== EXCERPTED PASSAGE ==
Krall and Sittig,97 11825206 A survey among Kaiser Permanente primary care clinicians regarding the usability and usefulness of different approaches to presenting reminders and alerts, in addition to the desirability of six alert types. Six characteristics contributing to user acceptance of computerized clinical alerts: number, priority, accuracy, subject domain, relevance, presentation mode, and usefulness. Self-developed survey instrument; underlying theory not indicated; validation not reported. All characteristics were incorporated to varying degrees.

CDS, clinical decision-support; CPOE, computerized prescriber order entry; DDI, drug–drug interaction; GP, general practitioner; VA, Veterans Affairs.

Based on the review results, we consolidated existing questionnaire items or qualitative themes and mapped them to the constructs and measures derived from UTAUT and van der Sijs et al's accident causation model. The wording deemed most appropriate was used with minor revisions to tailor the survey instrument to the context of this study. Supplementary online appendix 1 describes this questionnaire development process in detail.

Validation method

To validate the draft survey instrument, we first identified a convenience sample of 20 CPOE experts and super users who helped us pretest the survey to improve its content validity. Then, we invited all eligible prescribers at our institution (excluding the pilot testers) to use the refined survey to provide feedback about the DDI alerts implemented in our institutional CPOE system. The field validation was part of a larger randomized controlled trial study that aimed to evaluate the utility of computerized DDI alerts generated at distinct sensitivity levels.

The empirical setting is the University of Michigan Health System (UMHS) where a commercially sold CPOE, Eclipsys Sunrise XA (formerly Eclipsys Corp., Atlanta, Georgia, USA) was deployed in 2006–2008 in all inpatient care services. The system uses Multum (Cerner, Kansas City, Missouri, USA) as its underlying medication lexicon and knowledge base for generating medication safety alerts.98 The survey validation process followed procedures described in the information systems field99 100 as well as those used in Cork et al.101 Both the pretest and the field validation surveys were electronically administered using Qualtrics, an online survey management tool (Qualtrics Labs, Provo, Utah, USA).

== MATERIAL SUPPLIED ==

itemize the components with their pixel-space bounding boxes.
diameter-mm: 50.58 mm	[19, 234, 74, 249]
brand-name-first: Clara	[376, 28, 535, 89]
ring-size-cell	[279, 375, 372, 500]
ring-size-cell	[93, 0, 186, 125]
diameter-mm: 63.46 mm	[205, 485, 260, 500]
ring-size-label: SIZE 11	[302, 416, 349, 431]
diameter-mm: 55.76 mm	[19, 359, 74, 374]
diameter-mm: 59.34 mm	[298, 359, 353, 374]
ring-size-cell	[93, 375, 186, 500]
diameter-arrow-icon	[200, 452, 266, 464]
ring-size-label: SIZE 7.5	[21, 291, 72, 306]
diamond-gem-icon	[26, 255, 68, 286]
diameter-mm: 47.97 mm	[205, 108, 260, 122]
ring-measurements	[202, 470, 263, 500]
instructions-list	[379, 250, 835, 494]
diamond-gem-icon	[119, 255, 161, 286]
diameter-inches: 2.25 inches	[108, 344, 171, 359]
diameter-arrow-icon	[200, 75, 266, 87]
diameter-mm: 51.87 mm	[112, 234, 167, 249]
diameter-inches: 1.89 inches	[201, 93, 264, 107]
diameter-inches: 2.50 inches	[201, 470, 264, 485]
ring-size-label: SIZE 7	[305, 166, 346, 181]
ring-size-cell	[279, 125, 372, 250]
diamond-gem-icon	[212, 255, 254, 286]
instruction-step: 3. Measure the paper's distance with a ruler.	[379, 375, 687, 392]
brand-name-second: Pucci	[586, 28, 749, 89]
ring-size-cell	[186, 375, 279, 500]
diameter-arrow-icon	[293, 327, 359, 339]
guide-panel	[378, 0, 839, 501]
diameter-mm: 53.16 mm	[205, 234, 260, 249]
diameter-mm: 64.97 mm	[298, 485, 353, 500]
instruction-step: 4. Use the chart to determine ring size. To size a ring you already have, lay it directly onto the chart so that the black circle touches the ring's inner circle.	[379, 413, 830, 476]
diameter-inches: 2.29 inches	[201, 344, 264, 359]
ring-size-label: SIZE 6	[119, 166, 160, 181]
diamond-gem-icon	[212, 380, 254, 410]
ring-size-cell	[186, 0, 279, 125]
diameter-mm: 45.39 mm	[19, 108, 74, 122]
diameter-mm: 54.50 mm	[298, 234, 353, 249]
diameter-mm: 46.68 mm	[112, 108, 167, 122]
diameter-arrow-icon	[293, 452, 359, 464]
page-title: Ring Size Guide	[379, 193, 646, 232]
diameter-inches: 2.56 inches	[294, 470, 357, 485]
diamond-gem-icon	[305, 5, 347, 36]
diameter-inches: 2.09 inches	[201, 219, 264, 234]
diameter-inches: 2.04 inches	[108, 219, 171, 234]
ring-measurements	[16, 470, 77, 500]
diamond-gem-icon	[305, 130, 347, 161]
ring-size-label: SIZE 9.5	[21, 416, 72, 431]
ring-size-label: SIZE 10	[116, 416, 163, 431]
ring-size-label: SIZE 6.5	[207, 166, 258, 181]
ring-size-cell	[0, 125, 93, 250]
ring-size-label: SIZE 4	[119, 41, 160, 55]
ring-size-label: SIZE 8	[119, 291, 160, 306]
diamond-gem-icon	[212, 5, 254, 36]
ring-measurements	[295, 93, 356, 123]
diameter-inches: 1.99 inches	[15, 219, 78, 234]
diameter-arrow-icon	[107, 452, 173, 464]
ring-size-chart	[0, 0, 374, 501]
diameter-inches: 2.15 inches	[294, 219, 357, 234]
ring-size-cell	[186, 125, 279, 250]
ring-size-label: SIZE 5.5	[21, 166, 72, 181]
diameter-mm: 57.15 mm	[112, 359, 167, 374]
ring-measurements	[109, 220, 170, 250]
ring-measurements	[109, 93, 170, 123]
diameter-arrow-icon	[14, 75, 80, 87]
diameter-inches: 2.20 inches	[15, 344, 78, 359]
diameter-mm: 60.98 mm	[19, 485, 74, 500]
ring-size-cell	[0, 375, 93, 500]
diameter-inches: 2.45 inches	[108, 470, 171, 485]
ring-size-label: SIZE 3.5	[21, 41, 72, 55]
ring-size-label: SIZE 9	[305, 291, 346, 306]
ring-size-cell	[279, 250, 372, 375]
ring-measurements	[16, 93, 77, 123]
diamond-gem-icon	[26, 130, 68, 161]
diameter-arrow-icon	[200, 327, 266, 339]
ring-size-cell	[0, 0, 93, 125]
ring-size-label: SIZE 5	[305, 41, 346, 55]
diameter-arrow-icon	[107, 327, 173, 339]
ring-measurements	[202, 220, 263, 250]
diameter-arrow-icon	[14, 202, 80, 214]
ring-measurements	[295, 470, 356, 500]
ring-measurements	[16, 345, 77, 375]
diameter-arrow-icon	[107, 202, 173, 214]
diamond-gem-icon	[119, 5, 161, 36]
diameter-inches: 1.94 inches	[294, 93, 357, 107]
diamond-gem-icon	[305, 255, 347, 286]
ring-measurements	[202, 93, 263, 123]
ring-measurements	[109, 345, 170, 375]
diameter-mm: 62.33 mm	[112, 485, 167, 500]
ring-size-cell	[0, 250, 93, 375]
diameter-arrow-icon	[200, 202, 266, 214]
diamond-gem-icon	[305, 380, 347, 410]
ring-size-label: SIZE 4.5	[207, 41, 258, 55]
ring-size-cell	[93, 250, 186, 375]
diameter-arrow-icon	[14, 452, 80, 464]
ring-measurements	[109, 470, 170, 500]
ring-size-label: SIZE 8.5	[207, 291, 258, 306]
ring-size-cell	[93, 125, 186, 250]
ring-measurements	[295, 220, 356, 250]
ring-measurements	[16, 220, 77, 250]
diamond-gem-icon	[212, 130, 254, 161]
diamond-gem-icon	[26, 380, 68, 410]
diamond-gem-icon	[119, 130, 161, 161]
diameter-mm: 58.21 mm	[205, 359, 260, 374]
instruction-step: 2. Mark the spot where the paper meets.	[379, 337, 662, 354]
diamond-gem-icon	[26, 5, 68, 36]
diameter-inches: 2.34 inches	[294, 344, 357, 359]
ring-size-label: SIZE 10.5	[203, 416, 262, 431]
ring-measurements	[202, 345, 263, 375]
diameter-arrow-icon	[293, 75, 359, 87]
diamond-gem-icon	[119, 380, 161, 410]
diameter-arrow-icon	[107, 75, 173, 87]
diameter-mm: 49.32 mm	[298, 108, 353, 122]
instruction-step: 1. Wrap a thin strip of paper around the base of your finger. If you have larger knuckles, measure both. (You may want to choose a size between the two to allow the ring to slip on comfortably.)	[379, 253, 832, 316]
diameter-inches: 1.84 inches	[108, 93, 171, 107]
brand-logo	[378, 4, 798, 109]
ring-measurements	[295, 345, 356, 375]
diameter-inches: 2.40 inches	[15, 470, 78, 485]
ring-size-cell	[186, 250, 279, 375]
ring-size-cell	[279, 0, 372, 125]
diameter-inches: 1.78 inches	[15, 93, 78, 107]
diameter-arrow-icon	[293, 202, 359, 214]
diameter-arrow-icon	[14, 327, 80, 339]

== REQUIREMENT ==
Write what comes next in the passage about validating the drug–drug interaction alert survey, picking up after its final sentence. The entries aren't needed for this work.

== RESPONSE TO THIS TASK ==
Results

The survey instrument

The survey instrument, consisting of 28 items in addition to an open-ended closing question, is presented in table 3. A full version formatted for paper-and-pencil administration is available in appendix 2 of the online supplemental data.

Table 3.

The questionnaire

Preamble
PRE.1 A. Please estimate, during an average week of your practice, how many Drug–Drug Interaction alerts you receive from [name of CPOE]? _____ (Please provide a numeric estimate)
PRE.2 B. Please estimate, of the Drug–Drug Interaction alerts you receive, what per cent do you read thoroughly? _____ %
PRE.3 C. Please estimate, of the Drug–Drug Interaction alerts you read, what per cent do you find relevant? _____ %
PRE.4 D. Please estimate, of the Drug–Drug Interaction alerts you find relevant, what per cent change your prescribing decisions? _____ %
  • Section 1 of 5

  • Please respond to the following statements based on your experience using [name of CPOE] at [name of institution]

  • (Scale: Strongly Disagree, Disagree, Agree, Strongly Agree, and Does not apply)

PE.1 1. Drug–Drug Interaction (DDI) alerts are useful in helping me care for my patients.
PE.2 2. DDI alerts are relevant to the individual patients for which they appear.
PE.3 3. DDI alerts capture all drug interaction instances for my patients.
PE.4 4. DDI alerts I receive are clinically important.
PE.5 5. DDI alerts help me better understand which drugs should not be used at the same time.
PE.6 6. DDI alerts help me improve the monitoring for and management of DDIs for my patients.
PE.7 7. DDI alerts help me reduce professional risk by preventing potential adverse events in my patients.
Section 2 of 5
EE.1/EU1* 8. I find Drug–Drug Interaction (DDI) alerts easy to understand.
EE.2/EU2* 9. The system makes it easy to respond to DDI alerts.
EE.3 10. Reading and responding to DDI alerts takes too much time.
EE.4 11. I repeatedly receive DDI alerts to which I have already responded.
EE.5 12. Reading and responding to DDI alerts interferes with my workflow.
SI.1 13. I read and respond to Drug–Drug Interaction (DDI) alerts because my colleagues read and respond to them.
SI.2 14. My supervisor (eg, attending physicians, nurse managers) encourages me to read and respond to DDI alerts.
SI.3 15. Reading and responding to DDI alerts helps to improve my professional image.
Section 3 of 5
FC.1 16. I received adequate training on how to read and respond to Drug–Drug Interaction (DDI) alerts.
FC.2 17. I have adequate clinical knowledge to understand DDI alerts.
FC.3 18. The system provides adequate explanations of clinical relevance for DDI alerts.
FC.4 19. The system provides adequate management alternatives for DDI alerts.
FC.5 20. If I have questions about DDI alerts, I always have someone to consult with.
Section 4 of 5
PF 21. During order entry, I receive too many Drug–Drug Interaction (DDI) alerts that I must read and respond to.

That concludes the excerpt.